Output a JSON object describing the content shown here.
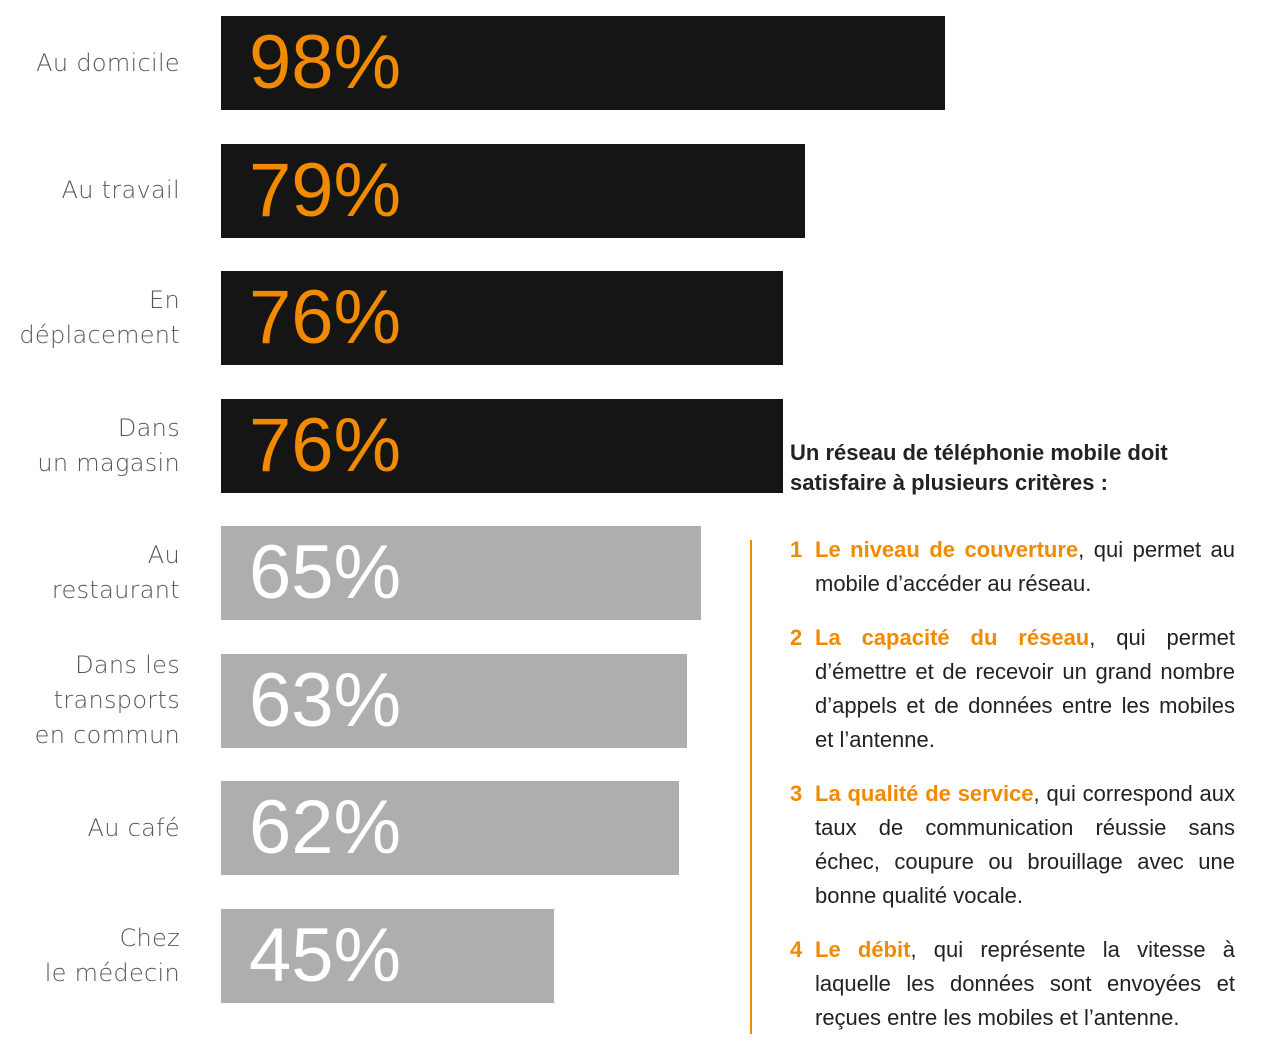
{
  "chart_data": {
    "type": "bar",
    "orientation": "horizontal",
    "categories": [
      "Au domicile",
      "Au travail",
      "En déplacement",
      "Dans un magasin",
      "Au restaurant",
      "Dans les transports en commun",
      "Au café",
      "Chez le médecin"
    ],
    "category_lines": [
      [
        "Au domicile"
      ],
      [
        "Au travail"
      ],
      [
        "En",
        "déplacement"
      ],
      [
        "Dans",
        "un magasin"
      ],
      [
        "Au",
        "restaurant"
      ],
      [
        "Dans les",
        "transports",
        "en commun"
      ],
      [
        "Au café"
      ],
      [
        "Chez",
        "le médecin"
      ]
    ],
    "values": [
      98,
      79,
      76,
      76,
      65,
      63,
      62,
      45
    ],
    "value_labels": [
      "98%",
      "79%",
      "76%",
      "76%",
      "65%",
      "63%",
      "62%",
      "45%"
    ],
    "highlight": [
      true,
      true,
      true,
      true,
      false,
      false,
      false,
      false
    ],
    "xlim": [
      0,
      100
    ],
    "grid": false,
    "title": "",
    "xlabel": "",
    "ylabel": ""
  },
  "colors": {
    "bar_dark": "#151515",
    "bar_grey": "#aeaeae",
    "value_on_dark": "#f28a00",
    "value_on_grey": "#ffffff",
    "accent": "#f28a00"
  },
  "side": {
    "title": "Un réseau de téléphonie mobile doit satisfaire  à plusieurs critères :",
    "criteria": [
      {
        "num": "1",
        "term": "Le niveau de couverture",
        "text": ", qui permet au mobile d’accéder au réseau."
      },
      {
        "num": "2",
        "term": "La capacité du réseau",
        "text": ", qui permet d’émettre et de recevoir un grand nombre d’appels et de données entre les mobiles et l’antenne."
      },
      {
        "num": "3",
        "term": "La qualité de service",
        "text": ", qui correspond aux taux de communication réussie sans échec, coupure ou brouillage avec une bonne qualité vocale."
      },
      {
        "num": "4",
        "term": "Le débit",
        "text": ", qui représente la vitesse à laquelle les données sont envoyées et reçues entre les mobiles et l’antenne."
      }
    ]
  }
}
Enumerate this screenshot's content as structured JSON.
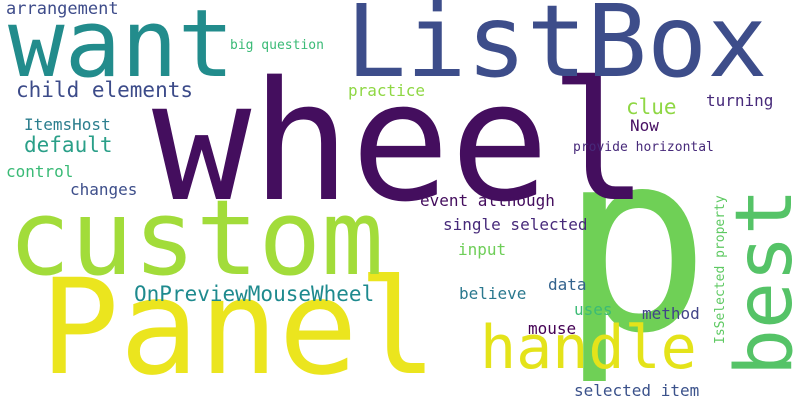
{
  "words": [
    {
      "id": "p",
      "text": "p",
      "color": "#6fd056"
    },
    {
      "id": "wheel",
      "text": "wheel",
      "color": "#440e5e"
    },
    {
      "id": "panel",
      "text": "Panel",
      "color": "#ebe51e"
    },
    {
      "id": "custom",
      "text": "custom",
      "color": "#a2dc3a"
    },
    {
      "id": "listbox",
      "text": "ListBox",
      "color": "#3d4d8a"
    },
    {
      "id": "want",
      "text": "want",
      "color": "#228c8c"
    },
    {
      "id": "best",
      "text": "best",
      "color": "#55c367"
    },
    {
      "id": "handle",
      "text": "handle",
      "color": "#e4e31a"
    },
    {
      "id": "onpreview",
      "text": "OnPreviewMouseWheel",
      "color": "#1e8a8e"
    },
    {
      "id": "child-elements",
      "text": "child elements",
      "color": "#3c4b89"
    },
    {
      "id": "default",
      "text": "default",
      "color": "#2a9f88"
    },
    {
      "id": "arrangement",
      "text": "arrangement",
      "color": "#3e4c8a"
    },
    {
      "id": "clue",
      "text": "clue",
      "color": "#8fd744"
    },
    {
      "id": "turning",
      "text": "turning",
      "color": "#472a7a"
    },
    {
      "id": "itemshost",
      "text": "ItemsHost",
      "color": "#2c7e8e"
    },
    {
      "id": "now",
      "text": "Now",
      "color": "#471063"
    },
    {
      "id": "control",
      "text": "control",
      "color": "#3aba76"
    },
    {
      "id": "changes",
      "text": "changes",
      "color": "#3d4e8a"
    },
    {
      "id": "practice",
      "text": "practice",
      "color": "#8fd744"
    },
    {
      "id": "big-question",
      "text": "big question",
      "color": "#3aba76"
    },
    {
      "id": "provide-horizontal",
      "text": "provide horizontal",
      "color": "#472a7a"
    },
    {
      "id": "event-although",
      "text": "event although",
      "color": "#440e5e"
    },
    {
      "id": "single-selected",
      "text": "single selected",
      "color": "#472a7a"
    },
    {
      "id": "input",
      "text": "input",
      "color": "#6ece58"
    },
    {
      "id": "isselected",
      "text": "IsSelected property",
      "color": "#5ec962"
    },
    {
      "id": "data",
      "text": "data",
      "color": "#33638d"
    },
    {
      "id": "believe",
      "text": "believe",
      "color": "#2a788e"
    },
    {
      "id": "uses",
      "text": "uses",
      "color": "#3bbb75"
    },
    {
      "id": "method",
      "text": "method",
      "color": "#414487"
    },
    {
      "id": "mouse",
      "text": "mouse",
      "color": "#440154"
    },
    {
      "id": "selected-item",
      "text": "selected item",
      "color": "#3b528b"
    }
  ]
}
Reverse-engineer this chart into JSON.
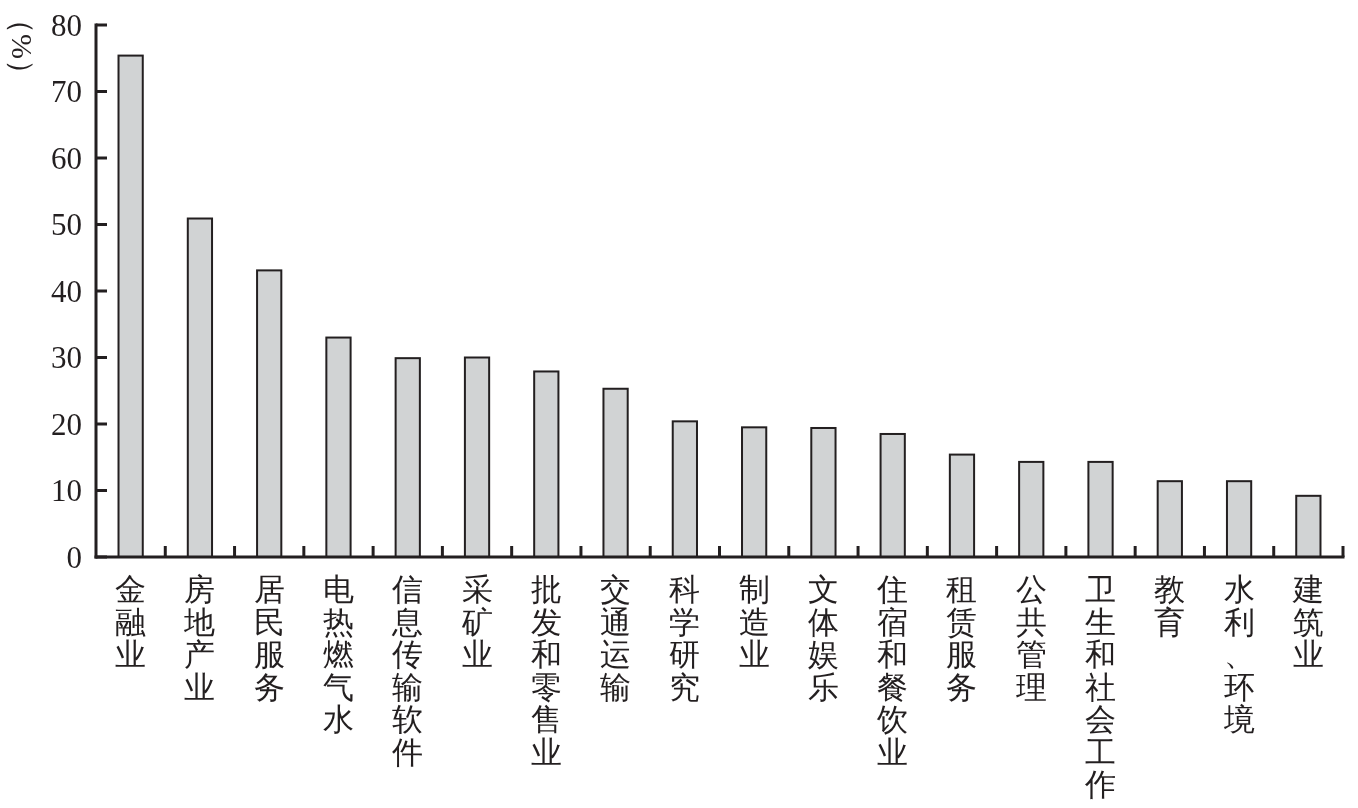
{
  "chart_data": {
    "type": "bar",
    "ylabel": "（%）",
    "categories": [
      "金融业",
      "房地产业",
      "居民服务",
      "电热燃气水",
      "信息传输软件",
      "采矿业",
      "批发和零售业",
      "交通运输",
      "科学研究",
      "制造业",
      "文体娱乐",
      "住宿和餐饮业",
      "租赁服务",
      "公共管理",
      "卫生和社会工作",
      "教育",
      "水利、环境",
      "建筑业"
    ],
    "values": [
      75.4,
      50.9,
      43.1,
      33.0,
      29.9,
      30.0,
      27.9,
      25.3,
      20.4,
      19.5,
      19.4,
      18.5,
      15.4,
      14.3,
      14.3,
      11.4,
      11.4,
      9.2
    ],
    "color": "#d1d3d4",
    "ylim": [
      0,
      80
    ],
    "yticks": [
      0,
      10,
      20,
      30,
      40,
      50,
      60,
      70,
      80
    ]
  }
}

▸ **What to work on**
Pictures in the records above are left out; print everything else exactly as written.

▸ **Reply to the task**
Output a JSON object describing the content shown here.
{
  "chart_data": {
    "type": "bar",
    "orientation": "horizontal",
    "categories": [
      "Au domicile",
      "Au travail",
      "En déplacement",
      "Dans un magasin",
      "Au restaurant",
      "Dans les transports en commun",
      "Au café",
      "Chez le médecin"
    ],
    "category_lines": [
      [
        "Au domicile"
      ],
      [
        "Au travail"
      ],
      [
        "En",
        "déplacement"
      ],
      [
        "Dans",
        "un magasin"
      ],
      [
        "Au",
        "restaurant"
      ],
      [
        "Dans les",
        "transports",
        "en commun"
      ],
      [
        "Au café"
      ],
      [
        "Chez",
        "le médecin"
      ]
    ],
    "values": [
      98,
      79,
      76,
      76,
      65,
      63,
      62,
      45
    ],
    "value_labels": [
      "98%",
      "79%",
      "76%",
      "76%",
      "65%",
      "63%",
      "62%",
      "45%"
    ],
    "highlight": [
      true,
      true,
      true,
      true,
      false,
      false,
      false,
      false
    ],
    "xlim": [
      0,
      100
    ],
    "grid": false,
    "title": "",
    "xlabel": "",
    "ylabel": ""
  },
  "colors": {
    "bar_dark": "#151515",
    "bar_grey": "#aeaeae",
    "value_on_dark": "#f28a00",
    "value_on_grey": "#ffffff",
    "accent": "#f28a00"
  },
  "side": {
    "title": "Un réseau de téléphonie mobile doit satisfaire  à plusieurs critères :",
    "criteria": [
      {
        "num": "1",
        "term": "Le niveau de couverture",
        "text": ", qui permet au mobile d’accéder au réseau."
      },
      {
        "num": "2",
        "term": "La capacité du réseau",
        "text": ", qui permet d’émettre et de recevoir un grand nombre d’appels et de données entre les mobiles et l’antenne."
      },
      {
        "num": "3",
        "term": "La qualité de service",
        "text": ", qui correspond aux taux de communication réussie sans échec, coupure ou brouillage avec une bonne qualité vocale."
      },
      {
        "num": "4",
        "term": "Le débit",
        "text": ", qui représente la vitesse à laquelle les données sont envoyées et reçues entre les mobiles et l’antenne."
      }
    ]
  }
}
Enumerate this screenshot's content as structured JSON.
{
  "words": [
    {
      "id": "p",
      "text": "p",
      "color": "#6fd056"
    },
    {
      "id": "wheel",
      "text": "wheel",
      "color": "#440e5e"
    },
    {
      "id": "panel",
      "text": "Panel",
      "color": "#ebe51e"
    },
    {
      "id": "custom",
      "text": "custom",
      "color": "#a2dc3a"
    },
    {
      "id": "listbox",
      "text": "ListBox",
      "color": "#3d4d8a"
    },
    {
      "id": "want",
      "text": "want",
      "color": "#228c8c"
    },
    {
      "id": "best",
      "text": "best",
      "color": "#55c367"
    },
    {
      "id": "handle",
      "text": "handle",
      "color": "#e4e31a"
    },
    {
      "id": "onpreview",
      "text": "OnPreviewMouseWheel",
      "color": "#1e8a8e"
    },
    {
      "id": "child-elements",
      "text": "child elements",
      "color": "#3c4b89"
    },
    {
      "id": "default",
      "text": "default",
      "color": "#2a9f88"
    },
    {
      "id": "arrangement",
      "text": "arrangement",
      "color": "#3e4c8a"
    },
    {
      "id": "clue",
      "text": "clue",
      "color": "#8fd744"
    },
    {
      "id": "turning",
      "text": "turning",
      "color": "#472a7a"
    },
    {
      "id": "itemshost",
      "text": "ItemsHost",
      "color": "#2c7e8e"
    },
    {
      "id": "now",
      "text": "Now",
      "color": "#471063"
    },
    {
      "id": "control",
      "text": "control",
      "color": "#3aba76"
    },
    {
      "id": "changes",
      "text": "changes",
      "color": "#3d4e8a"
    },
    {
      "id": "practice",
      "text": "practice",
      "color": "#8fd744"
    },
    {
      "id": "big-question",
      "text": "big question",
      "color": "#3aba76"
    },
    {
      "id": "provide-horizontal",
      "text": "provide horizontal",
      "color": "#472a7a"
    },
    {
      "id": "event-although",
      "text": "event although",
      "color": "#440e5e"
    },
    {
      "id": "single-selected",
      "text": "single selected",
      "color": "#472a7a"
    },
    {
      "id": "input",
      "text": "input",
      "color": "#6ece58"
    },
    {
      "id": "isselected",
      "text": "IsSelected property",
      "color": "#5ec962"
    },
    {
      "id": "data",
      "text": "data",
      "color": "#33638d"
    },
    {
      "id": "believe",
      "text": "believe",
      "color": "#2a788e"
    },
    {
      "id": "uses",
      "text": "uses",
      "color": "#3bbb75"
    },
    {
      "id": "method",
      "text": "method",
      "color": "#414487"
    },
    {
      "id": "mouse",
      "text": "mouse",
      "color": "#440154"
    },
    {
      "id": "selected-item",
      "text": "selected item",
      "color": "#3b528b"
    }
  ]
}
Reverse-engineer this chart into JSON.
{
  "chart_data": {
    "type": "bar",
    "ylabel": "（%）",
    "categories": [
      "金融业",
      "房地产业",
      "居民服务",
      "电热燃气水",
      "信息传输软件",
      "采矿业",
      "批发和零售业",
      "交通运输",
      "科学研究",
      "制造业",
      "文体娱乐",
      "住宿和餐饮业",
      "租赁服务",
      "公共管理",
      "卫生和社会工作",
      "教育",
      "水利、环境",
      "建筑业"
    ],
    "values": [
      75.4,
      50.9,
      43.1,
      33.0,
      29.9,
      30.0,
      27.9,
      25.3,
      20.4,
      19.5,
      19.4,
      18.5,
      15.4,
      14.3,
      14.3,
      11.4,
      11.4,
      9.2
    ],
    "color": "#d1d3d4",
    "ylim": [
      0,
      80
    ],
    "yticks": [
      0,
      10,
      20,
      30,
      40,
      50,
      60,
      70,
      80
    ]
  }
}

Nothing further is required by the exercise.